YOUR GOAL
Which lines have the string "exerted"? Copy all of them from the entries below.

SOURCE MATERIAL
————

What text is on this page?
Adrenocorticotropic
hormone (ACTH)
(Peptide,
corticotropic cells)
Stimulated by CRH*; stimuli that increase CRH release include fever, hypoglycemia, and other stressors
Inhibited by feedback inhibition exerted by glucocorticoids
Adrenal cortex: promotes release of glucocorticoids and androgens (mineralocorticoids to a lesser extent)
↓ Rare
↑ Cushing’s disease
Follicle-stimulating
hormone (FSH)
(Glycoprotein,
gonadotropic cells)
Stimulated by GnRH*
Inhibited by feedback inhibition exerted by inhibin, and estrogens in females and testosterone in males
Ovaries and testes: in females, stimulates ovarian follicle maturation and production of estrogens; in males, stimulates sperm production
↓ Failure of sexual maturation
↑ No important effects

————

WORKED SOLUTION
Inhibited by feedback inhibition exerted by glucocorticoids
Inhibited by feedback inhibition exerted by inhibin, and estrogens in females and testosterone in males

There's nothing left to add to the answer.